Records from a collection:
------------------------------

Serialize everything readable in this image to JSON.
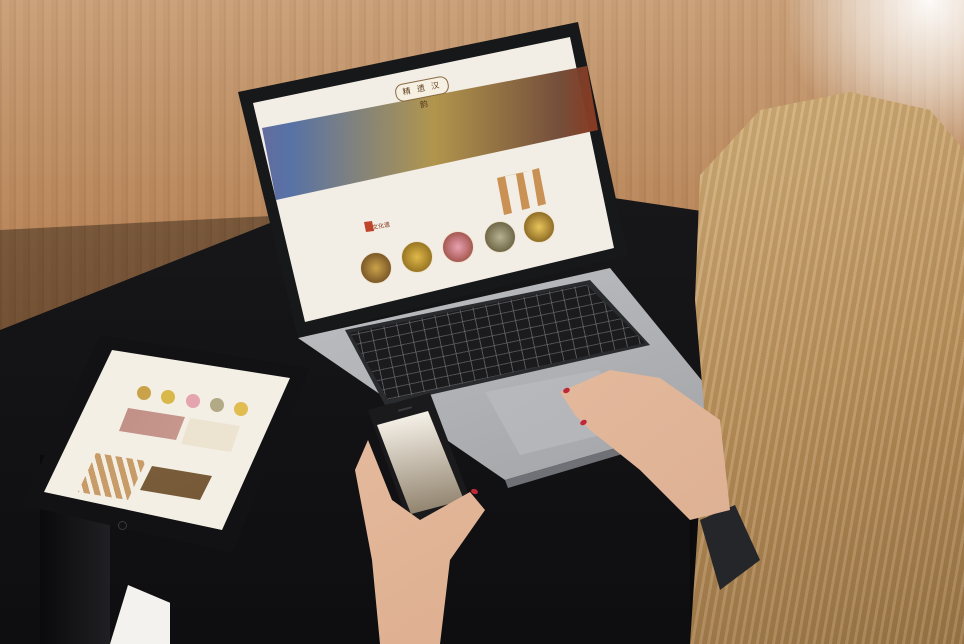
{
  "scene": {
    "description_free": true,
    "laptop": {
      "site_title": "精 遗 汉 韵",
      "brand": "文化遗"
    },
    "colors": {
      "accent": "#8a3a22",
      "wood": "#b98659",
      "table": "#141416"
    }
  }
}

------------------------------

# WHAT IS ASKED
Write the material out again exactly as it appears, dropping the pictures.

# EXERCISE RESPONSE
Serialize everything readable in this image to JSON.
{
  "scene": {
    "description_free": true,
    "laptop": {
      "site_title": "精 遗 汉 韵",
      "brand": "文化遗"
    },
    "colors": {
      "accent": "#8a3a22",
      "wood": "#b98659",
      "table": "#141416"
    }
  }
}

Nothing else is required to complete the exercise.